Work to do: Locate the lines where "pour" occurs and copy them as they stand.

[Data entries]
═══
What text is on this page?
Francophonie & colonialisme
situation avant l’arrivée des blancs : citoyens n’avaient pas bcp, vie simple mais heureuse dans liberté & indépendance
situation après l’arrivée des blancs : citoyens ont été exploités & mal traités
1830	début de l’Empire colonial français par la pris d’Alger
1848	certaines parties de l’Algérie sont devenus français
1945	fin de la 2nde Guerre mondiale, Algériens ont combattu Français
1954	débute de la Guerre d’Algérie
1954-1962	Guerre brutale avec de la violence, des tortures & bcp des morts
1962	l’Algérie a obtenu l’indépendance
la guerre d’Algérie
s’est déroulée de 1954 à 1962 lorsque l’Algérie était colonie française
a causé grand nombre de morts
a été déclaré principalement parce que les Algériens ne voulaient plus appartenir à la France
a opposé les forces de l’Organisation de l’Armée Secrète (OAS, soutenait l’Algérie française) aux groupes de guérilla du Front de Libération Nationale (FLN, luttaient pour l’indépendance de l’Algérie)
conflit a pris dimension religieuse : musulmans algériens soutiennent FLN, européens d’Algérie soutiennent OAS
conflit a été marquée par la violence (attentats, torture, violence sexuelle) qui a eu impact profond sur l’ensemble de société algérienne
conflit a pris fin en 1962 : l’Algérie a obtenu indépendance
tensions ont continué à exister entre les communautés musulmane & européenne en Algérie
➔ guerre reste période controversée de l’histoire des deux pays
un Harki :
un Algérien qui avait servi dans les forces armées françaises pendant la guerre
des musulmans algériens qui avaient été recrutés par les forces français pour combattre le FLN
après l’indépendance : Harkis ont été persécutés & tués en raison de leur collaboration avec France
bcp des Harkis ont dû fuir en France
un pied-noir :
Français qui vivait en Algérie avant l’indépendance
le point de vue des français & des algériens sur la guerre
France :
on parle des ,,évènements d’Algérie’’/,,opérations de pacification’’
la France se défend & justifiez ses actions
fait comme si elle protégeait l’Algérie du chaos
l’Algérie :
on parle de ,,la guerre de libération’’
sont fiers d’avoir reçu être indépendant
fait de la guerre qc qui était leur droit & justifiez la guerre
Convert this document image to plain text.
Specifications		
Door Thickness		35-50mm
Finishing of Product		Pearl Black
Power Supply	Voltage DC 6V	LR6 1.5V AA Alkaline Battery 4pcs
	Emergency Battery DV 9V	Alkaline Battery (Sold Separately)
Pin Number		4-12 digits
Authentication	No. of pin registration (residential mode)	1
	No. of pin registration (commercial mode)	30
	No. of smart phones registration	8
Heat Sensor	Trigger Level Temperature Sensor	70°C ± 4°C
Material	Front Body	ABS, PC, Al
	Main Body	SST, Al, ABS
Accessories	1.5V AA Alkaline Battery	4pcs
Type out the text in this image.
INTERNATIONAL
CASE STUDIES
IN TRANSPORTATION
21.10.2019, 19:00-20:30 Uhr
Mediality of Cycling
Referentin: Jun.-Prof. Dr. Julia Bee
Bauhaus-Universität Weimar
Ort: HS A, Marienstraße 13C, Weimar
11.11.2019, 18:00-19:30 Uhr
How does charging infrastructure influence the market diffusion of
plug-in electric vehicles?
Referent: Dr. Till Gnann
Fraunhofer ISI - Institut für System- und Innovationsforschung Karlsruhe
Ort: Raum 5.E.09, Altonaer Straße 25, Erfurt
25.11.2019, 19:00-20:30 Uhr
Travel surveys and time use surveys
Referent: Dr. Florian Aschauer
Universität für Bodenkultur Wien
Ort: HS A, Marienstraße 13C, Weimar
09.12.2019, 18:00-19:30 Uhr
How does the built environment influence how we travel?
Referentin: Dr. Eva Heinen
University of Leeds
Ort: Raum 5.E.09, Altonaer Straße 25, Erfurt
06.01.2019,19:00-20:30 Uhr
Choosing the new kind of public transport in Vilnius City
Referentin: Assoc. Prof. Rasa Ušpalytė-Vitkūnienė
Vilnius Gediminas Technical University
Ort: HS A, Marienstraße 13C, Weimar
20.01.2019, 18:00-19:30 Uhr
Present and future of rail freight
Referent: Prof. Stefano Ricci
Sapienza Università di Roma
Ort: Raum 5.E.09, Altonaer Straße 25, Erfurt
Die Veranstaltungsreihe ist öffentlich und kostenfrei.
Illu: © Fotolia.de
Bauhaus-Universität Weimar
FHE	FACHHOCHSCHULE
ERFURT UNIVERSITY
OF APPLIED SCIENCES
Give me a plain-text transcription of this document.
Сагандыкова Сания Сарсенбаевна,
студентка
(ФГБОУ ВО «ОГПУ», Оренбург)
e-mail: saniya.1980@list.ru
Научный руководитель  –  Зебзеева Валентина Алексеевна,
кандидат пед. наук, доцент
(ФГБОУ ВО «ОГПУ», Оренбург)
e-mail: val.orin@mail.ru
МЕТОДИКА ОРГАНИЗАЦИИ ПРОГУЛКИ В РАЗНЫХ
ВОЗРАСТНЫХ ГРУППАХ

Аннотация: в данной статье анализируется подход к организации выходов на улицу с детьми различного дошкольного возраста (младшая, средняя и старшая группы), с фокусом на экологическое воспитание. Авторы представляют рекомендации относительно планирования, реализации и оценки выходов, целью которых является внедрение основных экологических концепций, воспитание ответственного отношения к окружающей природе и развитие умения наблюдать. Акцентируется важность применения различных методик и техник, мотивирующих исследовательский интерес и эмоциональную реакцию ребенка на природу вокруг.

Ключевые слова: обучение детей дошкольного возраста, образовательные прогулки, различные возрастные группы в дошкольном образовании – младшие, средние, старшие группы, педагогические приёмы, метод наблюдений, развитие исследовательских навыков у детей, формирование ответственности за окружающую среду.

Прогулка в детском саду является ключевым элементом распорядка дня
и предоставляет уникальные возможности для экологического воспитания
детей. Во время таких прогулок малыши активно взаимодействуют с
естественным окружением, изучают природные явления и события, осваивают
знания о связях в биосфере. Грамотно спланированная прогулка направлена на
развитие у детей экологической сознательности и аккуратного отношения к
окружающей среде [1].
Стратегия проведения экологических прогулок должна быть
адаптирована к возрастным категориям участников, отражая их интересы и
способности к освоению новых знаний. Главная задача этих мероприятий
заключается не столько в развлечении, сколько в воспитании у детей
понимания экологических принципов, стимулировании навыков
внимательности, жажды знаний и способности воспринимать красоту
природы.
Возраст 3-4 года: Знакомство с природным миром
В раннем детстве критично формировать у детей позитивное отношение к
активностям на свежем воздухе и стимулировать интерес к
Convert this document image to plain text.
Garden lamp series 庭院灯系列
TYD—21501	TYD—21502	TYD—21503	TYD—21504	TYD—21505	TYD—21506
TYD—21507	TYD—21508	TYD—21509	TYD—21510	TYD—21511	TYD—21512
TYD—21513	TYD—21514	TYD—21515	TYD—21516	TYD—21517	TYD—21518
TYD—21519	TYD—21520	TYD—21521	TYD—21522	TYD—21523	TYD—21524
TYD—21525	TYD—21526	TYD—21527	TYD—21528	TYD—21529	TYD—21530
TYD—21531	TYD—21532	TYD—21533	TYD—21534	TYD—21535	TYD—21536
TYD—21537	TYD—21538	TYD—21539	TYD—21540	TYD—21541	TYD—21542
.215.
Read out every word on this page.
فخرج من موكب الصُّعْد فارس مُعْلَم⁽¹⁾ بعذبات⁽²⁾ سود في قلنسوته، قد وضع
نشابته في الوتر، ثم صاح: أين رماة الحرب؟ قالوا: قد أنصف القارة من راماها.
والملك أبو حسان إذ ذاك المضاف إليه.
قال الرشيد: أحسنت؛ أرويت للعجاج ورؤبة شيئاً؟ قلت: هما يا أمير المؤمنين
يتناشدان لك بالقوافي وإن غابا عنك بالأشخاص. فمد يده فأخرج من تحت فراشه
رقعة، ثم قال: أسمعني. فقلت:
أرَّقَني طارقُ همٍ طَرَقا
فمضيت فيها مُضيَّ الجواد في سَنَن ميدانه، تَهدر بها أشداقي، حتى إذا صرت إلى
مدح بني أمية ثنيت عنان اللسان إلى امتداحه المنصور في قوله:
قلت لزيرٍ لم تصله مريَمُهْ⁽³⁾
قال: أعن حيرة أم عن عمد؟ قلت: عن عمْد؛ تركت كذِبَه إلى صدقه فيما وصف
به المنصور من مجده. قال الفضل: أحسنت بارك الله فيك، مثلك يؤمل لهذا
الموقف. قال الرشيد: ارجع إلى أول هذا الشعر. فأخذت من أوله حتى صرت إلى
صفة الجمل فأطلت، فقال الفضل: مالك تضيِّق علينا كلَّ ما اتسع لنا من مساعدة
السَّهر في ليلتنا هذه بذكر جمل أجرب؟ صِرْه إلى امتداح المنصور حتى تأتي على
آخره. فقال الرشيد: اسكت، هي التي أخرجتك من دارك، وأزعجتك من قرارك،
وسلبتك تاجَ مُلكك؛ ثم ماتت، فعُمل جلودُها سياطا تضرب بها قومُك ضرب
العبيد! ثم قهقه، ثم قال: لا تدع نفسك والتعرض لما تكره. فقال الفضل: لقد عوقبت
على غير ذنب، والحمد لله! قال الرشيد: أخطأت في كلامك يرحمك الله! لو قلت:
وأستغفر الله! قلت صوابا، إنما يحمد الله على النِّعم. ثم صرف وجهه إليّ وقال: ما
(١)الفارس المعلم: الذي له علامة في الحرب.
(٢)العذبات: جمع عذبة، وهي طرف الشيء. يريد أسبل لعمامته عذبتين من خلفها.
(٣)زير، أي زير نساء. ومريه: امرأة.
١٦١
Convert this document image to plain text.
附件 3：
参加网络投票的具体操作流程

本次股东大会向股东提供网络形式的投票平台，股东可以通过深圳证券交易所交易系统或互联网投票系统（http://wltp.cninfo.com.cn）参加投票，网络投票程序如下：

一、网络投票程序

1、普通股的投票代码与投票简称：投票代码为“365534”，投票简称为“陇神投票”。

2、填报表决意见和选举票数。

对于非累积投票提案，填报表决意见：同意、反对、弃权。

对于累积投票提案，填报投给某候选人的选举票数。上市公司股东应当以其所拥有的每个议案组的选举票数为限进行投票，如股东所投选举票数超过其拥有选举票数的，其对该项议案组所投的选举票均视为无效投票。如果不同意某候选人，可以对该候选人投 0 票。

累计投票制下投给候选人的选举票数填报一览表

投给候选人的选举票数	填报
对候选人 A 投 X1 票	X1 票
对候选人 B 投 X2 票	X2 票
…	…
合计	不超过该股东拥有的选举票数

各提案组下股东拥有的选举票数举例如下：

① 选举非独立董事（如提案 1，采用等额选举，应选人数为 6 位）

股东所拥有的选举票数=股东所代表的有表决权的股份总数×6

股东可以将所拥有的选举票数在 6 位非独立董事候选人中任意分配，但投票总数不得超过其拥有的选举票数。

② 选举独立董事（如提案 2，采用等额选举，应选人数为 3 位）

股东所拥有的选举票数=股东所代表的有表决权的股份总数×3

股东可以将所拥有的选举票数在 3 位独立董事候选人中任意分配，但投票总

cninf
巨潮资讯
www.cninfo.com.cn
═══
Final result:
a opposé les forces de l’Organisation de l’Armée Secrète (OAS, soutenait l’Algérie française) aux groupes de guérilla du Front de Libération Nationale (FLN, luttaient pour l’indépendance de l’Algérie)
des musulmans algériens qui avaient été recrutés par les forces français pour combattre le FLN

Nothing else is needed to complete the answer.